**Prompt:** Beneath this task is a listing. State how many of its lines include the string "Manual", giving nothing but the number.

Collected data
^^^^^^^^

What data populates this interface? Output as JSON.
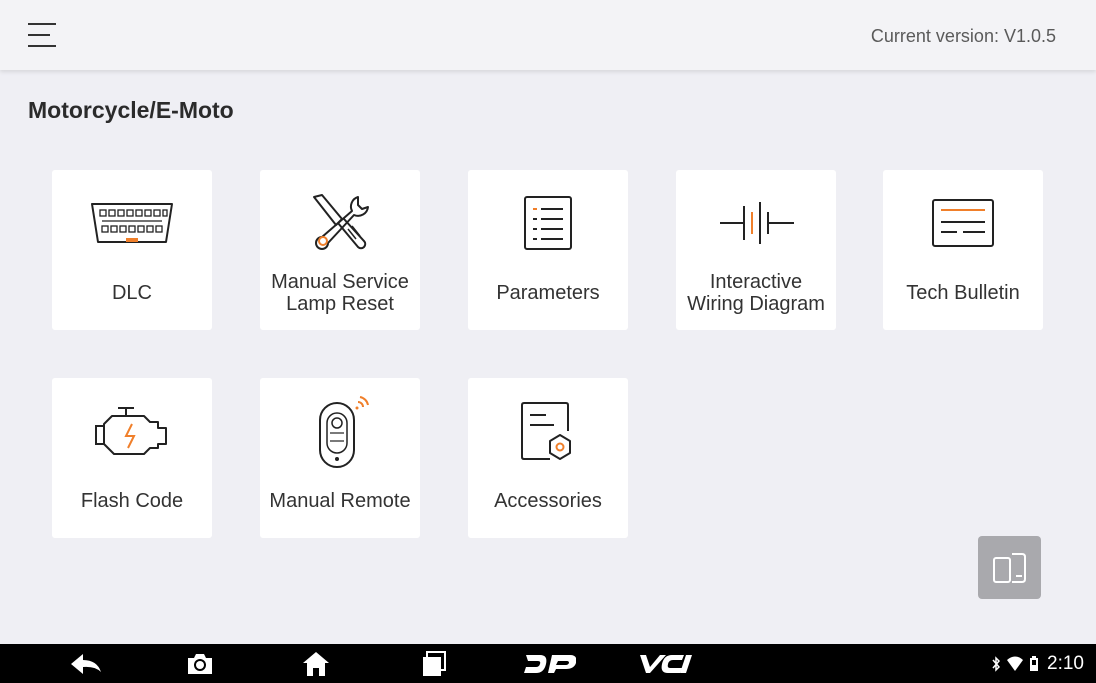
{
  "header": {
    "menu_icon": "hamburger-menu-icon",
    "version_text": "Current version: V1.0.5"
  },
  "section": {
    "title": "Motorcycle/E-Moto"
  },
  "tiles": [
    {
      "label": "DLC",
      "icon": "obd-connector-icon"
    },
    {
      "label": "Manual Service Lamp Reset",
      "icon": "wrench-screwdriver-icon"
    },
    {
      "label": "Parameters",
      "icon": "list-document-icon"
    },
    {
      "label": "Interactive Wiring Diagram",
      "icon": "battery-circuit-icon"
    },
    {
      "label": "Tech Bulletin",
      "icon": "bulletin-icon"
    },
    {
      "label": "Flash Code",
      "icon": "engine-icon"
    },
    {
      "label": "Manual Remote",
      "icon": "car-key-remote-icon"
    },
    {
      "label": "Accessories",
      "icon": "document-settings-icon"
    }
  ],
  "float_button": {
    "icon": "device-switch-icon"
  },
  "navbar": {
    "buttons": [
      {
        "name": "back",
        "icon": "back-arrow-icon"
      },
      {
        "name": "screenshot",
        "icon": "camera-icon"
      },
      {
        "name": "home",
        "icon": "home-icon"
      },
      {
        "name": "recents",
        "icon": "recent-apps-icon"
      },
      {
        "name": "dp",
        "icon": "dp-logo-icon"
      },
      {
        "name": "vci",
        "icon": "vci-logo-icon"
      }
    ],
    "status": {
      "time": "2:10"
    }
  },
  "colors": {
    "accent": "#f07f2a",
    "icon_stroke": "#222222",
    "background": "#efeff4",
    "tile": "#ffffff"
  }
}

^^^^^^^^

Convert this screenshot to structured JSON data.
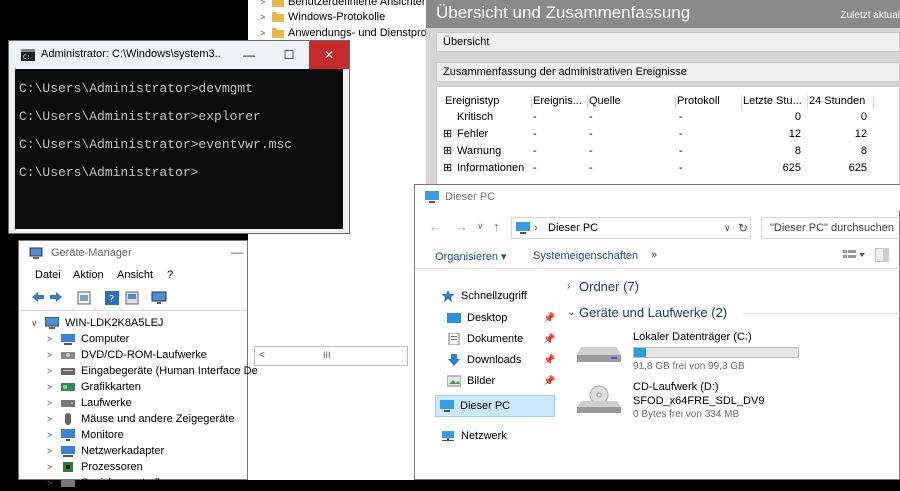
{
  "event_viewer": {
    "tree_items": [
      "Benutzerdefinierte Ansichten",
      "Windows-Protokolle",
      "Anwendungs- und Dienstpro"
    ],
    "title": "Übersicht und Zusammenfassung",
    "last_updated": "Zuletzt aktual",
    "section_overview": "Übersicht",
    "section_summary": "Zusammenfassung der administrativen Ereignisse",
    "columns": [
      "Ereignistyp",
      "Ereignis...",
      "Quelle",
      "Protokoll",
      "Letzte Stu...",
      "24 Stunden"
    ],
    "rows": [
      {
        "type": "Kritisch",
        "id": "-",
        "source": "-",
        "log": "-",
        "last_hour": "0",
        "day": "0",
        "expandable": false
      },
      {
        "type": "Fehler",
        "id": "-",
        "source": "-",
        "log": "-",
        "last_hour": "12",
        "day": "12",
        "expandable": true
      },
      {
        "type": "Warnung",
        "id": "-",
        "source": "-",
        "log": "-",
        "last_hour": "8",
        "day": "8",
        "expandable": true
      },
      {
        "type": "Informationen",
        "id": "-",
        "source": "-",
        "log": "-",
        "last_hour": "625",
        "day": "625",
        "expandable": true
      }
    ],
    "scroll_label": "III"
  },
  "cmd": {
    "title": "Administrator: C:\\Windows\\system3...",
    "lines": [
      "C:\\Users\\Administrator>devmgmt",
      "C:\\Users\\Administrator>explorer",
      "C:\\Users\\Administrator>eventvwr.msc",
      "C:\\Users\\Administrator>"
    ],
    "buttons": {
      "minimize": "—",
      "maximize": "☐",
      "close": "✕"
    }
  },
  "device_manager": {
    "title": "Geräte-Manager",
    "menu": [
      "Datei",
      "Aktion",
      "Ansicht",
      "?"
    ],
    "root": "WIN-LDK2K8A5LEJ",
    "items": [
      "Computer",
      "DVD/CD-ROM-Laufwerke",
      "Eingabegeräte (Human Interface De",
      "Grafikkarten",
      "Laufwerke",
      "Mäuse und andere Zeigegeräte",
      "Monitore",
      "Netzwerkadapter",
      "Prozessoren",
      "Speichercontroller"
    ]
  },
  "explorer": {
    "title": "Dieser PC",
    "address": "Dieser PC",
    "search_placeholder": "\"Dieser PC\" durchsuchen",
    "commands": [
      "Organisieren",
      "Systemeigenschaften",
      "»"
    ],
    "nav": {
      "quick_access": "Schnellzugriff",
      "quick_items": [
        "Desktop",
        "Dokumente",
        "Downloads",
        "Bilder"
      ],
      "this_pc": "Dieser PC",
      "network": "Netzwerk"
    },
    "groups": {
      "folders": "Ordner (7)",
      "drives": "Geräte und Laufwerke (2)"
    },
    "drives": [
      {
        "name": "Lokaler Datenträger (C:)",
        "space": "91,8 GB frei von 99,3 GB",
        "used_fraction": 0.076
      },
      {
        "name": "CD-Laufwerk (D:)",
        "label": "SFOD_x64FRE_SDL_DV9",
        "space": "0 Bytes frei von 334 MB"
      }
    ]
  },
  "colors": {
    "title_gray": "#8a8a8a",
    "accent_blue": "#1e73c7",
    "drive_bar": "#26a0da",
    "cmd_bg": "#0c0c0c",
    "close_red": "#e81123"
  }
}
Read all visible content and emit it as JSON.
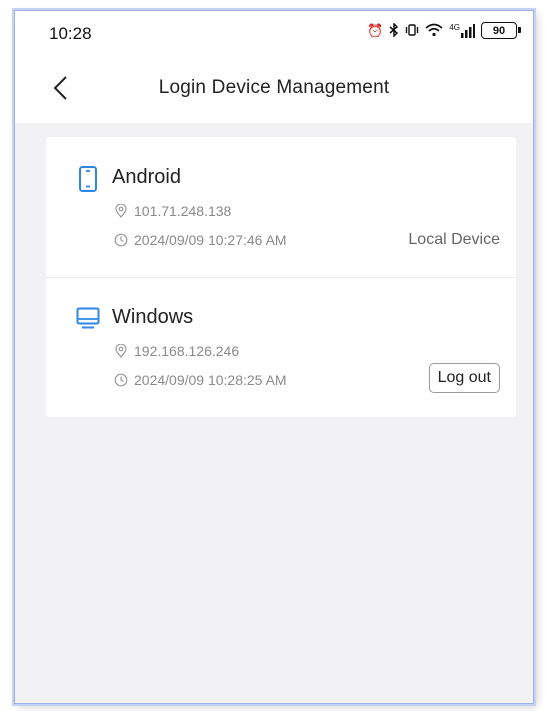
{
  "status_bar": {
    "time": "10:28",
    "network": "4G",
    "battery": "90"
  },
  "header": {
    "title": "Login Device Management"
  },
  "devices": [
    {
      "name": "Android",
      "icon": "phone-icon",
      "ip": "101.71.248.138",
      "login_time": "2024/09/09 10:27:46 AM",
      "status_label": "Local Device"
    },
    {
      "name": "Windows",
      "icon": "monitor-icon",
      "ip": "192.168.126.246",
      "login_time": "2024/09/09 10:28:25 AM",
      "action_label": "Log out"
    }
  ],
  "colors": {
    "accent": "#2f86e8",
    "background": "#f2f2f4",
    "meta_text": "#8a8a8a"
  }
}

^^^^^^^^

**Task result:** 2